◆ Instructions for the task: Pick out every line of the entries below where "材料才能" occurs, and copy those lines.

◆ Available records:
--------------------------------------------------
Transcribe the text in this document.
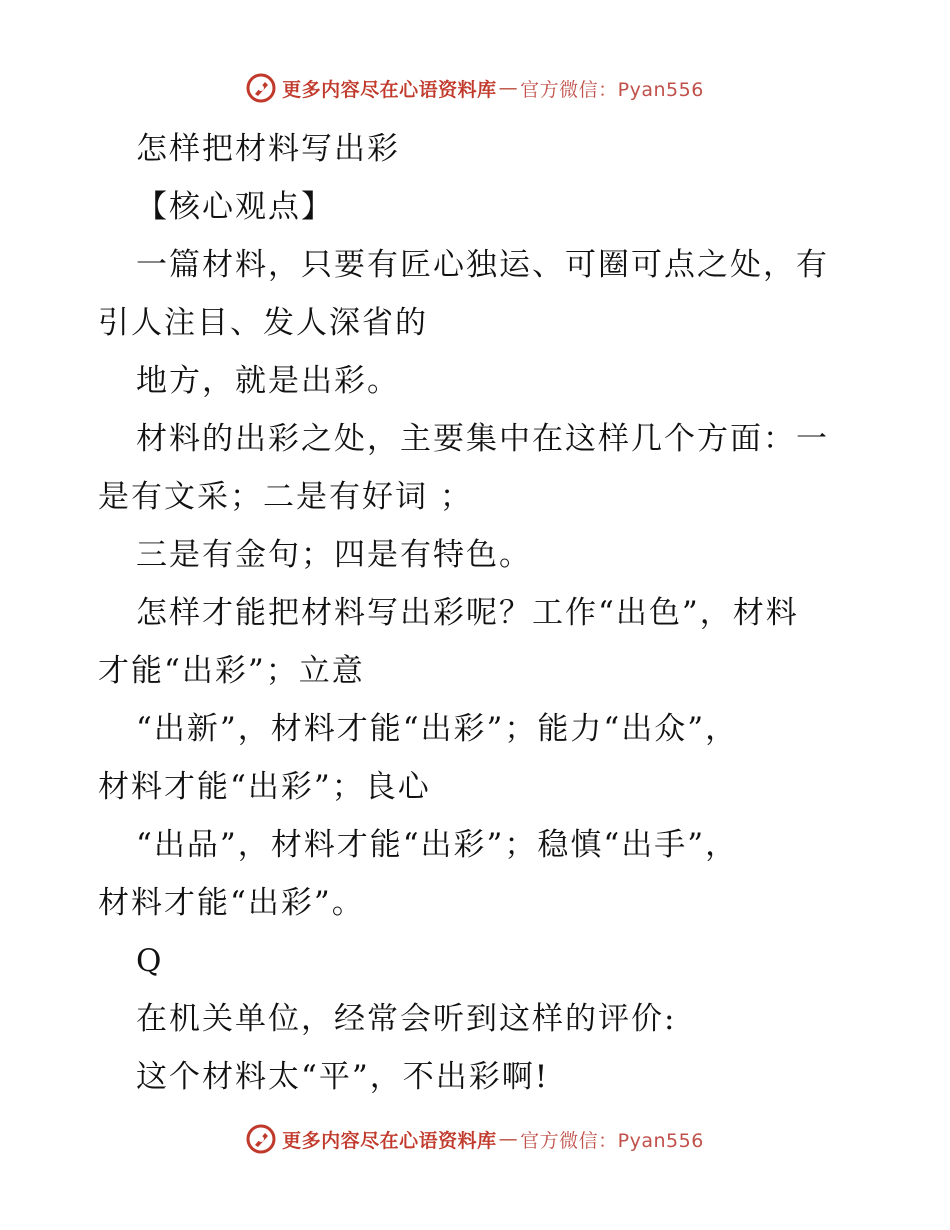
更多内容尽在心语资料库 — 官方微信：Pyan556
怎样把材料写出彩
【核心观点】
一篇材料，只要有匠心独运、可圈可点之处，有
引人注目、发人深省的
地方，就是出彩。
材料的出彩之处，主要集中在这样几个方面：一
是有文采；二是有好词 ；
三是有金句；四是有特色。
怎样才能把材料写出彩呢？工作“出色”，材料
才能“出彩”；立意
“出新”，材料才能“出彩”；能力“出众”，
材料才能“出彩”；良心
“出品”，材料才能“出彩”；稳慎“出手”，
材料才能“出彩”。
Q
在机关单位，经常会听到这样的评价:
这个材料太“平”，不出彩啊!
更多内容尽在心语资料库 — 官方微信：Pyan556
--------------------------------------------------
◆ Correct answer:
“出新”，材料才能“出彩”；能力“出众”，
材料才能“出彩”；良心
“出品”，材料才能“出彩”；稳慎“出手”，
材料才能“出彩”。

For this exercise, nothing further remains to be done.